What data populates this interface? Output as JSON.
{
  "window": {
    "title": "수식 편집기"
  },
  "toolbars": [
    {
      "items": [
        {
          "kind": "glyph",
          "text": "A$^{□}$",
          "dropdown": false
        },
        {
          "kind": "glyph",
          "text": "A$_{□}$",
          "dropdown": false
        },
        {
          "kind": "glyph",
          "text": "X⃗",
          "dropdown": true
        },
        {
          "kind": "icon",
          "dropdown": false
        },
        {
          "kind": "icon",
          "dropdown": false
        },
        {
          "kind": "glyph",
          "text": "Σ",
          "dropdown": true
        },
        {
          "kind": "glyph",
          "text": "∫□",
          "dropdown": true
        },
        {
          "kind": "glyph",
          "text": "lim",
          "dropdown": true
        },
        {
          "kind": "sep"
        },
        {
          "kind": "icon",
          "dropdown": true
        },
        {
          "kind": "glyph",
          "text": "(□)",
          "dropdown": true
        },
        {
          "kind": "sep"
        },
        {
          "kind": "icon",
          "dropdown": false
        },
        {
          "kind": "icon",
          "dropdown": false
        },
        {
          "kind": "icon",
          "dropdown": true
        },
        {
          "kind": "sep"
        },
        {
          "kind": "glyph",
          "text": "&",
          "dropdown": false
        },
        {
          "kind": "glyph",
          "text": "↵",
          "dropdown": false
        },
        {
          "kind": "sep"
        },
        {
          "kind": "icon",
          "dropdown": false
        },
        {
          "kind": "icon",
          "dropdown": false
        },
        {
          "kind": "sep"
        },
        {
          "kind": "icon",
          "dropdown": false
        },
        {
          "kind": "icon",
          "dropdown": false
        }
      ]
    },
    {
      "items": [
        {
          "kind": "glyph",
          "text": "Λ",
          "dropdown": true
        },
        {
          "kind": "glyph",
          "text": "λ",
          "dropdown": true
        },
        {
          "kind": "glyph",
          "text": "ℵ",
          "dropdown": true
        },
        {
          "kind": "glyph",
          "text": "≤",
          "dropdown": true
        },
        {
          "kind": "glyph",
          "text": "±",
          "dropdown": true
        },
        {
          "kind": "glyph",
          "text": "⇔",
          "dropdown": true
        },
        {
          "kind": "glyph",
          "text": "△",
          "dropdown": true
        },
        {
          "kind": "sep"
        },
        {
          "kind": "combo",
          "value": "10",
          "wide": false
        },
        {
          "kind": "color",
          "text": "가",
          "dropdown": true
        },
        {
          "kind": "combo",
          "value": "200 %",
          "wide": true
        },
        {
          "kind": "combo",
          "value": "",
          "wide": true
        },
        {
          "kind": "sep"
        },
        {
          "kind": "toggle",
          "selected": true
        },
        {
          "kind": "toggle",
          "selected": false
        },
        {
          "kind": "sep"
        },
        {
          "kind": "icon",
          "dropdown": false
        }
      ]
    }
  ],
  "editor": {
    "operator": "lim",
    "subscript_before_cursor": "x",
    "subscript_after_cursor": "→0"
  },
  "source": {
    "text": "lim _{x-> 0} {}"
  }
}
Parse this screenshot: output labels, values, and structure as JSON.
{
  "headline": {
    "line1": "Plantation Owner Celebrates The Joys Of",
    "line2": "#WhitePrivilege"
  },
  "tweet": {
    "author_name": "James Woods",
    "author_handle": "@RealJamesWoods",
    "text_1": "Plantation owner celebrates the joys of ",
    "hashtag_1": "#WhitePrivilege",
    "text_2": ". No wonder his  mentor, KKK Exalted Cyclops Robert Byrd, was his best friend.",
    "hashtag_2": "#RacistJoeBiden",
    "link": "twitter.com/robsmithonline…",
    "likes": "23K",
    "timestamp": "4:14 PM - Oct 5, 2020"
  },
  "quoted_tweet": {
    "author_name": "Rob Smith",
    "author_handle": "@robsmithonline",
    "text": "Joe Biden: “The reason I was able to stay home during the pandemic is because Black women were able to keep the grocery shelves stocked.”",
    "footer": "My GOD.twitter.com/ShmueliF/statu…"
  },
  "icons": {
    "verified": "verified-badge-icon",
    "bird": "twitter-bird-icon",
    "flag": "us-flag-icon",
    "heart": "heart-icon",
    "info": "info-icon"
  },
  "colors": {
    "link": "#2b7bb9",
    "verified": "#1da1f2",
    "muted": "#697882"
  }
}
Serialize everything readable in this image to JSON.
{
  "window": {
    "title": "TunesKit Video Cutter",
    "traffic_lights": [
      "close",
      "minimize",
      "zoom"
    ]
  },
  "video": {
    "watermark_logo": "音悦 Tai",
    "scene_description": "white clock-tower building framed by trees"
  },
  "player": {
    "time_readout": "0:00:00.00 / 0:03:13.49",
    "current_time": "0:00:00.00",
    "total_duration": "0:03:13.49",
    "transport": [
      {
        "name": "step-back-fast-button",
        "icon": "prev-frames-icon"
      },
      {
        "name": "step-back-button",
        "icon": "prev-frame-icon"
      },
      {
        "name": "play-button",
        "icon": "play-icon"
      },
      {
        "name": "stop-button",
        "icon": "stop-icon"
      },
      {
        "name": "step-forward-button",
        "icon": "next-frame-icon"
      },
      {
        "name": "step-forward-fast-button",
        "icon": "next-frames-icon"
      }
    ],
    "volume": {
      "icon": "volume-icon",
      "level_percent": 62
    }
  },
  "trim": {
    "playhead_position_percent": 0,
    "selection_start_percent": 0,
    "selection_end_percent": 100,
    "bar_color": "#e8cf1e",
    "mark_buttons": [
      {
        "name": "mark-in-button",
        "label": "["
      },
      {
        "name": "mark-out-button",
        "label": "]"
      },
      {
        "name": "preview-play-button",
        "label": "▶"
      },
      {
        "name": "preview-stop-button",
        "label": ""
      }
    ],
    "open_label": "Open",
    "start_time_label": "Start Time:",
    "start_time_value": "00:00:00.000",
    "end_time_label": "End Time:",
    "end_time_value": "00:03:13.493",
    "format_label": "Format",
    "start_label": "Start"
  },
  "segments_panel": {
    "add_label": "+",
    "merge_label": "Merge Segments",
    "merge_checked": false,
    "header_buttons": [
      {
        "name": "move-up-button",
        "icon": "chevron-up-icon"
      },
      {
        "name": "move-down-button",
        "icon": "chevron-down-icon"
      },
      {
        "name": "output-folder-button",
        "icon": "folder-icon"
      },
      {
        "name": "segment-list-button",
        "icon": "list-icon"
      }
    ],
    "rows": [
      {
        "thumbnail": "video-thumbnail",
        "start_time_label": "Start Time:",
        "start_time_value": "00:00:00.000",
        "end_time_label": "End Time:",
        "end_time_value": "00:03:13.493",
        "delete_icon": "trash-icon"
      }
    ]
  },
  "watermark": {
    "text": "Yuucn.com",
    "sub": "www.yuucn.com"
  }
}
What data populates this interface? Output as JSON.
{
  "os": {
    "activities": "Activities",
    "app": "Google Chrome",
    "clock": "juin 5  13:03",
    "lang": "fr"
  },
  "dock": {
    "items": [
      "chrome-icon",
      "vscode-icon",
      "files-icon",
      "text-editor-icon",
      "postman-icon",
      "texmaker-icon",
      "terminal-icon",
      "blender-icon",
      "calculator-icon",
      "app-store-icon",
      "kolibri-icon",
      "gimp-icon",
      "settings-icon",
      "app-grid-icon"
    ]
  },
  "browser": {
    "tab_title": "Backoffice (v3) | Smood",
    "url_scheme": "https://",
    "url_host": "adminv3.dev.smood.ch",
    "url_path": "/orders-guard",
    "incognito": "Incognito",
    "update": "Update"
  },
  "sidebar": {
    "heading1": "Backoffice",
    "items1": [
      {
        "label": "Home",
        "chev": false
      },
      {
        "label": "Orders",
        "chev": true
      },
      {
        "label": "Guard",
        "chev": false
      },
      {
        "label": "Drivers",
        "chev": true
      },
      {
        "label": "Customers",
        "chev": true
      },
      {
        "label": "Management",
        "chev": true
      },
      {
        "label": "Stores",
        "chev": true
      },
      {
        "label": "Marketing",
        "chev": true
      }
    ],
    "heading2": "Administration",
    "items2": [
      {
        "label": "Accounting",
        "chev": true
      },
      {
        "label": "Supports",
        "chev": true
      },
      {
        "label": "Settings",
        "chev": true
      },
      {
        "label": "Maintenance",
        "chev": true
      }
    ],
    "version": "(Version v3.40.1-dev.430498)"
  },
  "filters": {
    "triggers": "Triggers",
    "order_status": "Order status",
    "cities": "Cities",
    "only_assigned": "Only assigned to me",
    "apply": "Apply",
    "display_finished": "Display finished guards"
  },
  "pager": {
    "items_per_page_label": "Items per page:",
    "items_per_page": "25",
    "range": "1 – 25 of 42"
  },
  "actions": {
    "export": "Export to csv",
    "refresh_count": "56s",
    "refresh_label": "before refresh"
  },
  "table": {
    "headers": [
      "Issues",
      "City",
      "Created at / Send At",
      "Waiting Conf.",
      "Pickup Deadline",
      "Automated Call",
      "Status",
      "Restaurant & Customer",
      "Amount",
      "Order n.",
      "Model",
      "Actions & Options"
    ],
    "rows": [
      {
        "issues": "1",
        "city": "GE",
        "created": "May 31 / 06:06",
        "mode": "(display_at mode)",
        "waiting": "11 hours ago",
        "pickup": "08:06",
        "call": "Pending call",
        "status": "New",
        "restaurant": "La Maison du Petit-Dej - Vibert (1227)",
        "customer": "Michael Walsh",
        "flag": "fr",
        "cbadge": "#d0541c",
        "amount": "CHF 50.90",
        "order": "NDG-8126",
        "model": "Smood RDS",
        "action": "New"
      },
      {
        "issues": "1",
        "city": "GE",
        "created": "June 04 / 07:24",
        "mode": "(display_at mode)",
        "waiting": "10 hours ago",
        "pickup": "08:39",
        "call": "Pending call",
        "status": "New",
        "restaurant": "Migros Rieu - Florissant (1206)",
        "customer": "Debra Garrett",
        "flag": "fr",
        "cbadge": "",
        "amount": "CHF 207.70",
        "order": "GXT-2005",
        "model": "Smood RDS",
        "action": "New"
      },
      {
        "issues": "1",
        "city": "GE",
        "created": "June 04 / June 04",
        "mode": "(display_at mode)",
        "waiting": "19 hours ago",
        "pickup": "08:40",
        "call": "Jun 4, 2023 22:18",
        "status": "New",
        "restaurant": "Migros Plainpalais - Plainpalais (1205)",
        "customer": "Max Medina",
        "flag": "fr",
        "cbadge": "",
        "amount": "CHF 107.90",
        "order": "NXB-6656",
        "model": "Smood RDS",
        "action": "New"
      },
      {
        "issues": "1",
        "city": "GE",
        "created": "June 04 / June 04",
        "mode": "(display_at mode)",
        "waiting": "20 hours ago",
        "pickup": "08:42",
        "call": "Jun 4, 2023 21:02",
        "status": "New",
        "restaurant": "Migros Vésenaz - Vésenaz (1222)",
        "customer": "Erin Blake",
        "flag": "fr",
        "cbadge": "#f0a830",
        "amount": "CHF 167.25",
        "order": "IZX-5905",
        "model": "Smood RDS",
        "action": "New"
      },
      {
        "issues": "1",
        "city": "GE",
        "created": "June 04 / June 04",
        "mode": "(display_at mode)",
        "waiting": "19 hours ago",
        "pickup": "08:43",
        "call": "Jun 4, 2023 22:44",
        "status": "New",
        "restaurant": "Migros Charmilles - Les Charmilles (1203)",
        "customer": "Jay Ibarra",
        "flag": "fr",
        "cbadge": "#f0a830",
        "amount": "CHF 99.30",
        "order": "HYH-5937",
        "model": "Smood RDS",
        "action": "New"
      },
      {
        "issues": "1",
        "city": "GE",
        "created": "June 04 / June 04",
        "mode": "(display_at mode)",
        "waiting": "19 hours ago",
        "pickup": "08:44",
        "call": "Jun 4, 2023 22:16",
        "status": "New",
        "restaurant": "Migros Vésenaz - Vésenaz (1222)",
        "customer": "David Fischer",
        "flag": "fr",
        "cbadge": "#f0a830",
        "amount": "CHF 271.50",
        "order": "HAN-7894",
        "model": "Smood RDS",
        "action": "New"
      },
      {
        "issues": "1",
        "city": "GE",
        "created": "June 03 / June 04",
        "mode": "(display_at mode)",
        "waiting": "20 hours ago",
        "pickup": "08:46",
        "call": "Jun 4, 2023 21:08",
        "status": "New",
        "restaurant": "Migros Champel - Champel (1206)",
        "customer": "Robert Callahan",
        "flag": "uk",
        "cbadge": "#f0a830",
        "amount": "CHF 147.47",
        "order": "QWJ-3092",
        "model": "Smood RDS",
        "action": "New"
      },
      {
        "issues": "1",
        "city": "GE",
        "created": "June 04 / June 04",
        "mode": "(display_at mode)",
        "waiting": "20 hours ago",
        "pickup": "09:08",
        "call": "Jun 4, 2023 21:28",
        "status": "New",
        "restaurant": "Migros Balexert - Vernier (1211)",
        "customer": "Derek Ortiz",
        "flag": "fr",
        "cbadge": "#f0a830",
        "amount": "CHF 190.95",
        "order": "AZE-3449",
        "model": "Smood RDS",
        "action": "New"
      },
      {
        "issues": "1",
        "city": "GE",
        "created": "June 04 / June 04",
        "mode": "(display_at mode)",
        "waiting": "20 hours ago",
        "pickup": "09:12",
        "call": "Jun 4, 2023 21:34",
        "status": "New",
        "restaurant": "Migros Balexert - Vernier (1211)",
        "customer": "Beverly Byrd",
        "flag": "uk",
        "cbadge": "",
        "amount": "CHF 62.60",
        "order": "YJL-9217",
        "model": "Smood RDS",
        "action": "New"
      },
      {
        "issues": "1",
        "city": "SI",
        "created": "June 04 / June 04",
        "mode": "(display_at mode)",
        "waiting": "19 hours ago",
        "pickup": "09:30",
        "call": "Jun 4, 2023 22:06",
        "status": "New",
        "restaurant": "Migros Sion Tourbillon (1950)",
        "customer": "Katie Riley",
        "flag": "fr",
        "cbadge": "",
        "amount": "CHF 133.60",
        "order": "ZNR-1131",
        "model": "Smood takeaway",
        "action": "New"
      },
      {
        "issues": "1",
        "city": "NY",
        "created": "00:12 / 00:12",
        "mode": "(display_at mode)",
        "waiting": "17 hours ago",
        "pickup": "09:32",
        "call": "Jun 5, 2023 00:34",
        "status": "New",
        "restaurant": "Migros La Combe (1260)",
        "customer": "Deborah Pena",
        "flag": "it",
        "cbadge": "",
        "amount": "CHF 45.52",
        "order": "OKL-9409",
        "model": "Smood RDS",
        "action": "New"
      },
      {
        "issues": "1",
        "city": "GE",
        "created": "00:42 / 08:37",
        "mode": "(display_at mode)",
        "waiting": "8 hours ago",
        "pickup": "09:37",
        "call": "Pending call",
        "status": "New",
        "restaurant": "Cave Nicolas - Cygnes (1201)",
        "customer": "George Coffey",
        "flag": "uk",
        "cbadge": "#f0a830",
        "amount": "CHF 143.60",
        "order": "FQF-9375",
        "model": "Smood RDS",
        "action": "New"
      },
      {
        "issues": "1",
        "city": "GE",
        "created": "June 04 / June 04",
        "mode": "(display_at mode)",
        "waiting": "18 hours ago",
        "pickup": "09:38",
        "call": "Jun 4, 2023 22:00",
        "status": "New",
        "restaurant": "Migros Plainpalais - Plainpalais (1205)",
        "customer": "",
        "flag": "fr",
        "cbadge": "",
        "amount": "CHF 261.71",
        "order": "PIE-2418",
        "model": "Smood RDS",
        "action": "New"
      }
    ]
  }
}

☆ ☆ ☆ ☆ ☆

- Instructions for the task -
From the data above, copy each line that holds "link".

- Expected output -
    "link": "twitter.com/robsmithonline…",
    "link": "#2b7bb9",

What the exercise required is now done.